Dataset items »
■ ■ ■ ■ ■ ■ ■
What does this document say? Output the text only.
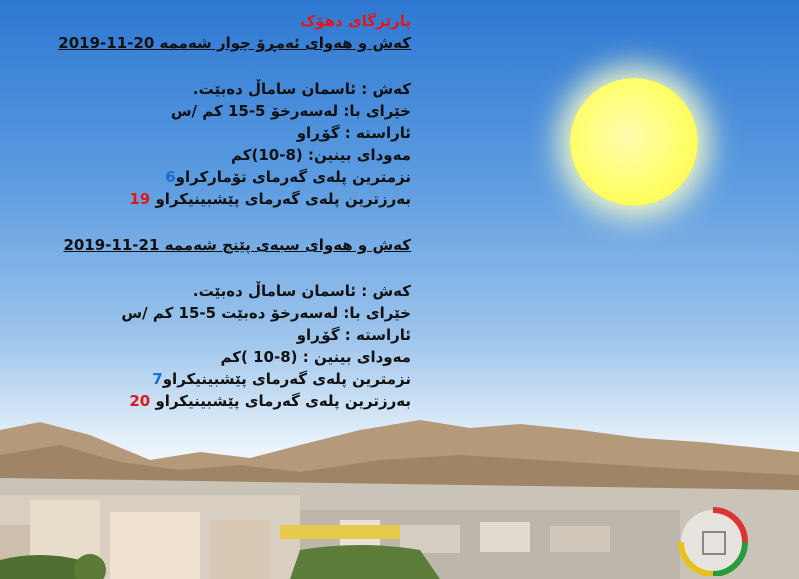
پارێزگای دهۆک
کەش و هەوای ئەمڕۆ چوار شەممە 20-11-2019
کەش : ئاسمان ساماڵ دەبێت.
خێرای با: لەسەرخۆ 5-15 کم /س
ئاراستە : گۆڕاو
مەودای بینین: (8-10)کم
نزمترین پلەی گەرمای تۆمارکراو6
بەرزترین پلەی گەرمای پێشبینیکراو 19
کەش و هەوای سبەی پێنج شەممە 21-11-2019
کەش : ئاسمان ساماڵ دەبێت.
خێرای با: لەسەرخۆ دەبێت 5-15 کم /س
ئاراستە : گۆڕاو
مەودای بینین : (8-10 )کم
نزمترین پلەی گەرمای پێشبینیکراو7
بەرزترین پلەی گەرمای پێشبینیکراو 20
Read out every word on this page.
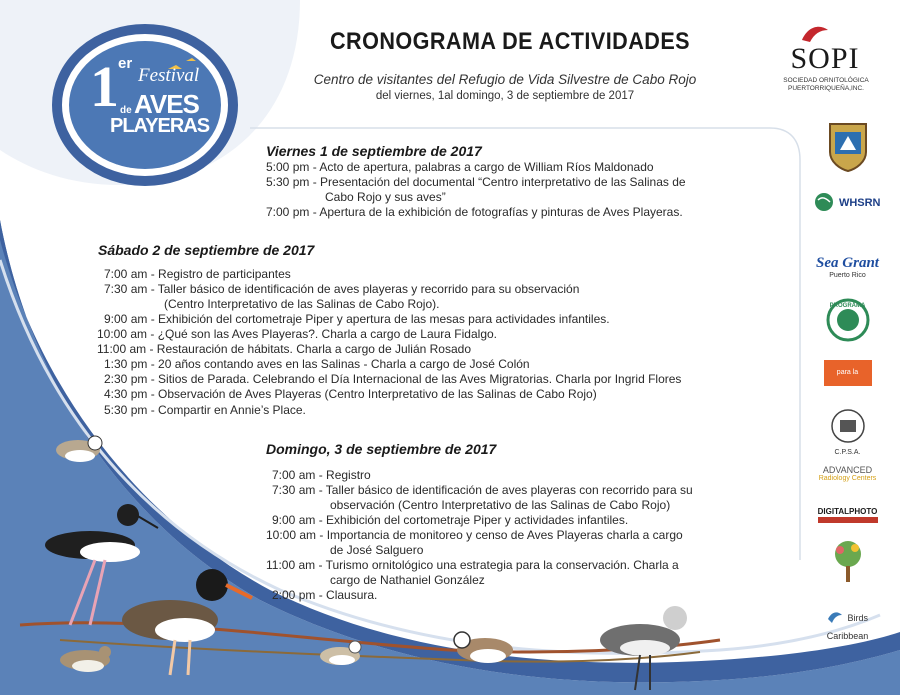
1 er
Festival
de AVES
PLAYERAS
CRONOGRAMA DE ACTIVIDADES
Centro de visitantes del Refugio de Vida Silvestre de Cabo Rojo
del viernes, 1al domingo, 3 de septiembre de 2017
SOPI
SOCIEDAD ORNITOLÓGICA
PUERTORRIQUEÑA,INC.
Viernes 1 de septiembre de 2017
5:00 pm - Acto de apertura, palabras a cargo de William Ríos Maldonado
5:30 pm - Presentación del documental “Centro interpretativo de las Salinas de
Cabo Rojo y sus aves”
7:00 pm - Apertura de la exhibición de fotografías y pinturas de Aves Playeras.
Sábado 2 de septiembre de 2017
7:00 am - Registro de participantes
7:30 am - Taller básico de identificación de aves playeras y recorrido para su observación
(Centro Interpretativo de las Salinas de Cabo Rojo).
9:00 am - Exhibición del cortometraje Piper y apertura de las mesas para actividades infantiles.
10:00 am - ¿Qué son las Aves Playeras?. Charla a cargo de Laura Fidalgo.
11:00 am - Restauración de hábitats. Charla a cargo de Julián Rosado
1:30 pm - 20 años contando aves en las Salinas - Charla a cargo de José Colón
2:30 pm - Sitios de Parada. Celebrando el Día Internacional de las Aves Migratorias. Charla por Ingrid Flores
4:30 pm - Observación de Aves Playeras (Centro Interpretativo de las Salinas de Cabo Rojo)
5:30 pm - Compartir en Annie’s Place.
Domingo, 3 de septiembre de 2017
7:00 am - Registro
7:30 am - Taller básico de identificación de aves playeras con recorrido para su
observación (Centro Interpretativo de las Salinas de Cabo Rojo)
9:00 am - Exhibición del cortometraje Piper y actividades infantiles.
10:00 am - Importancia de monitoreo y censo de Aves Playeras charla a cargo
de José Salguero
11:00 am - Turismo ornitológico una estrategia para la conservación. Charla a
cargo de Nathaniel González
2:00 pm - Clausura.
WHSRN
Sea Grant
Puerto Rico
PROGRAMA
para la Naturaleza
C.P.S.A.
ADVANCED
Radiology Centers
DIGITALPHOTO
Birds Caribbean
■ ■ ■ ■ ■ ■ ■
THE EXERCISE » Go through the material line by line. Show each line that contains the string "Centro".

SOLUTION »
Centro de visitantes del Refugio de Vida Silvestre de Cabo Rojo
5:30 pm - Presentación del documental “Centro interpretativo de las Salinas de
(Centro Interpretativo de las Salinas de Cabo Rojo).
4:30 pm - Observación de Aves Playeras (Centro Interpretativo de las Salinas de Cabo Rojo)
observación (Centro Interpretativo de las Salinas de Cabo Rojo)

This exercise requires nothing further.